* [Short exercise]: Please retype the records below exactly, leaving out any pictures.

* [Excerpted data]:
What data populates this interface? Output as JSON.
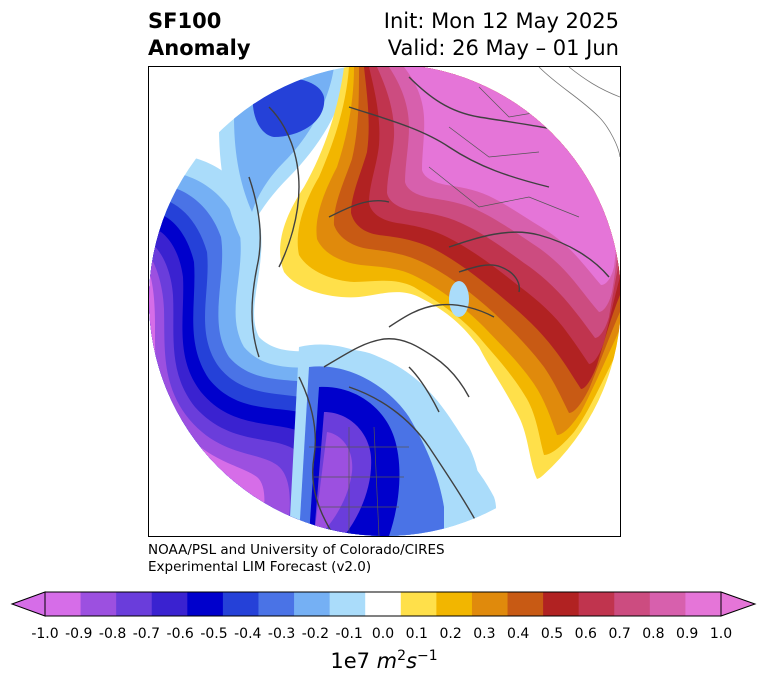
{
  "title": {
    "left_line1": "SF100",
    "left_line2": "Anomaly",
    "right_line1": "Init: Mon 12 May 2025",
    "right_line2": "Valid: 26 May – 01 Jun"
  },
  "credit": {
    "line1": "NOAA/PSL and University of Colorado/CIRES",
    "line2": "Experimental LIM Forecast (v2.0)"
  },
  "colorbar": {
    "ticks": [
      "-1.0",
      "-0.9",
      "-0.8",
      "-0.7",
      "-0.6",
      "-0.5",
      "-0.4",
      "-0.3",
      "-0.2",
      "-0.1",
      "0.0",
      "0.1",
      "0.2",
      "0.3",
      "0.4",
      "0.5",
      "0.6",
      "0.7",
      "0.8",
      "0.9",
      "1.0"
    ],
    "colors": [
      "#d66de8",
      "#9c50e0",
      "#6a3ddb",
      "#3a22d0",
      "#0000cc",
      "#2541d8",
      "#4a73e6",
      "#75b0f4",
      "#aadcfa",
      "#ffffff",
      "#ffe04a",
      "#f2b600",
      "#e08a0c",
      "#c85a14",
      "#b12222",
      "#c0344e",
      "#cc4c80",
      "#d760ad",
      "#e575d8"
    ],
    "ext_low_color": "#d66de8",
    "ext_high_color": "#e575d8",
    "units_base": "1e7 ",
    "units_m": "m",
    "units_m_exp": "2",
    "units_s": "s",
    "units_s_exp": "−1"
  }
}
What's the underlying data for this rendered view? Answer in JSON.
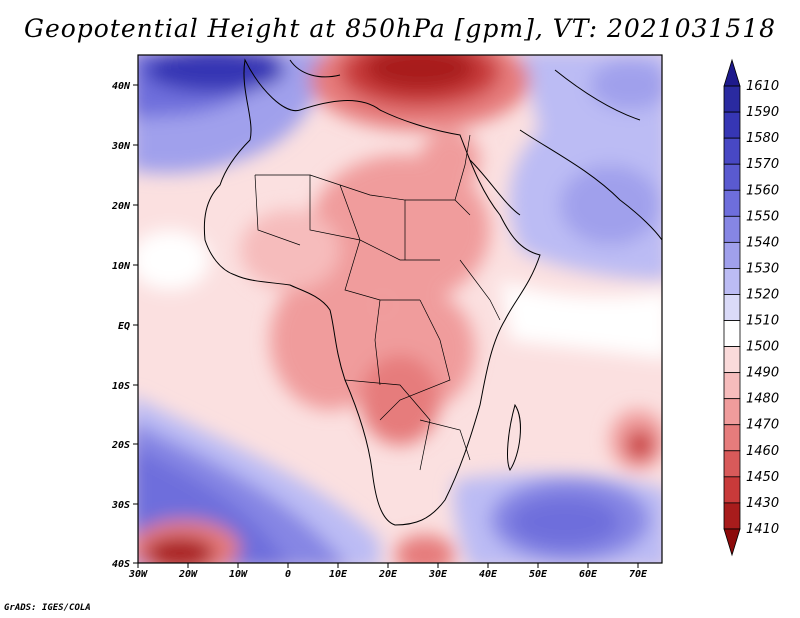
{
  "title": "Geopotential Height at 850hPa [gpm], VT: 2021031518",
  "credit": "GrADS: IGES/COLA",
  "map": {
    "lon_range": [
      -30,
      75
    ],
    "lat_range": [
      -40,
      45
    ],
    "lat_ticks": [
      "40N",
      "30N",
      "20N",
      "10N",
      "EQ",
      "10S",
      "20S",
      "30S",
      "40S"
    ],
    "lon_ticks": [
      "30W",
      "20W",
      "10W",
      "0",
      "10E",
      "20E",
      "30E",
      "40E",
      "50E",
      "60E",
      "70E"
    ]
  },
  "colorbar": {
    "levels": [
      "1610",
      "1590",
      "1580",
      "1570",
      "1560",
      "1550",
      "1540",
      "1530",
      "1520",
      "1510",
      "1500",
      "1490",
      "1480",
      "1470",
      "1460",
      "1450",
      "1430",
      "1410"
    ],
    "colors": [
      "#1e1a8c",
      "#2a2aa0",
      "#3636b4",
      "#4848c4",
      "#5a5ad0",
      "#6e6edc",
      "#8686e4",
      "#a0a0ec",
      "#bcbcf4",
      "#dadaf8",
      "#ffffff",
      "#fadada",
      "#f6bcbc",
      "#f09c9c",
      "#e67c7c",
      "#d85a5a",
      "#c83a3a",
      "#a81c1c",
      "#8c0a0a"
    ]
  }
}
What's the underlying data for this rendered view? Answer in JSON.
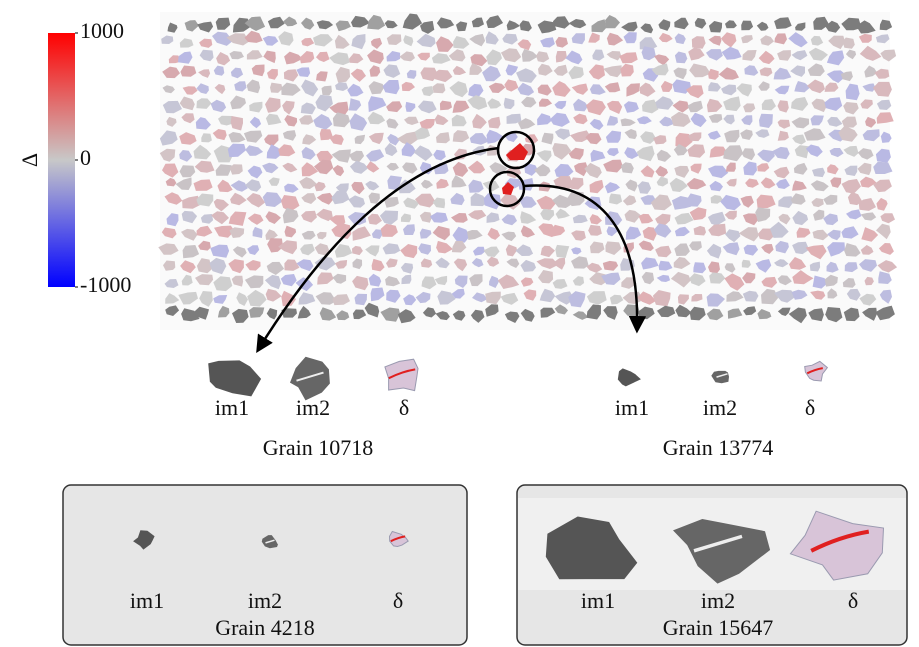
{
  "colorbar": {
    "label": "Δ",
    "lim": [
      -1000,
      1000
    ],
    "ticks": [
      -1000,
      0,
      1000
    ]
  },
  "grains": [
    {
      "title": "Grain 10718",
      "images": [
        "im1",
        "im2",
        "δ"
      ]
    },
    {
      "title": "Grain 13774",
      "images": [
        "im1",
        "im2",
        "δ"
      ]
    },
    {
      "title": "Grain 4218",
      "images": [
        "im1",
        "im2",
        "δ"
      ]
    },
    {
      "title": "Grain 15647",
      "images": [
        "im1",
        "im2",
        "δ"
      ]
    }
  ]
}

* [Written answer]:
What data populates this interface? Output as JSON.
{
  "title": {
    "left_line1": "SF100",
    "left_line2": "Anomaly",
    "right_line1": "Init: Mon 12 May 2025",
    "right_line2": "Valid: 26 May – 01 Jun"
  },
  "credit": {
    "line1": "NOAA/PSL and University of Colorado/CIRES",
    "line2": "Experimental LIM Forecast (v2.0)"
  },
  "colorbar": {
    "ticks": [
      "-1.0",
      "-0.9",
      "-0.8",
      "-0.7",
      "-0.6",
      "-0.5",
      "-0.4",
      "-0.3",
      "-0.2",
      "-0.1",
      "0.0",
      "0.1",
      "0.2",
      "0.3",
      "0.4",
      "0.5",
      "0.6",
      "0.7",
      "0.8",
      "0.9",
      "1.0"
    ],
    "colors": [
      "#d66de8",
      "#9c50e0",
      "#6a3ddb",
      "#3a22d0",
      "#0000cc",
      "#2541d8",
      "#4a73e6",
      "#75b0f4",
      "#aadcfa",
      "#ffffff",
      "#ffe04a",
      "#f2b600",
      "#e08a0c",
      "#c85a14",
      "#b12222",
      "#c0344e",
      "#cc4c80",
      "#d760ad",
      "#e575d8"
    ],
    "ext_low_color": "#d66de8",
    "ext_high_color": "#e575d8",
    "units_base": "1e7 ",
    "units_m": "m",
    "units_m_exp": "2",
    "units_s": "s",
    "units_s_exp": "−1"
  }
}
What's the underlying data for this rendered view? Answer in JSON.
{
  "title": "Geopotential Height at 850hPa [gpm], VT: 2021031518",
  "credit": "GrADS: IGES/COLA",
  "map": {
    "lon_range": [
      -30,
      75
    ],
    "lat_range": [
      -40,
      45
    ],
    "lat_ticks": [
      "40N",
      "30N",
      "20N",
      "10N",
      "EQ",
      "10S",
      "20S",
      "30S",
      "40S"
    ],
    "lon_ticks": [
      "30W",
      "20W",
      "10W",
      "0",
      "10E",
      "20E",
      "30E",
      "40E",
      "50E",
      "60E",
      "70E"
    ]
  },
  "colorbar": {
    "levels": [
      "1610",
      "1590",
      "1580",
      "1570",
      "1560",
      "1550",
      "1540",
      "1530",
      "1520",
      "1510",
      "1500",
      "1490",
      "1480",
      "1470",
      "1460",
      "1450",
      "1430",
      "1410"
    ],
    "colors": [
      "#1e1a8c",
      "#2a2aa0",
      "#3636b4",
      "#4848c4",
      "#5a5ad0",
      "#6e6edc",
      "#8686e4",
      "#a0a0ec",
      "#bcbcf4",
      "#dadaf8",
      "#ffffff",
      "#fadada",
      "#f6bcbc",
      "#f09c9c",
      "#e67c7c",
      "#d85a5a",
      "#c83a3a",
      "#a81c1c",
      "#8c0a0a"
    ]
  }
}
What's the underlying data for this rendered view? Answer in JSON.
{
  "colorbar": {
    "label": "Δ",
    "lim": [
      -1000,
      1000
    ],
    "ticks": [
      -1000,
      0,
      1000
    ]
  },
  "grains": [
    {
      "title": "Grain 10718",
      "images": [
        "im1",
        "im2",
        "δ"
      ]
    },
    {
      "title": "Grain 13774",
      "images": [
        "im1",
        "im2",
        "δ"
      ]
    },
    {
      "title": "Grain 4218",
      "images": [
        "im1",
        "im2",
        "δ"
      ]
    },
    {
      "title": "Grain 15647",
      "images": [
        "im1",
        "im2",
        "δ"
      ]
    }
  ]
}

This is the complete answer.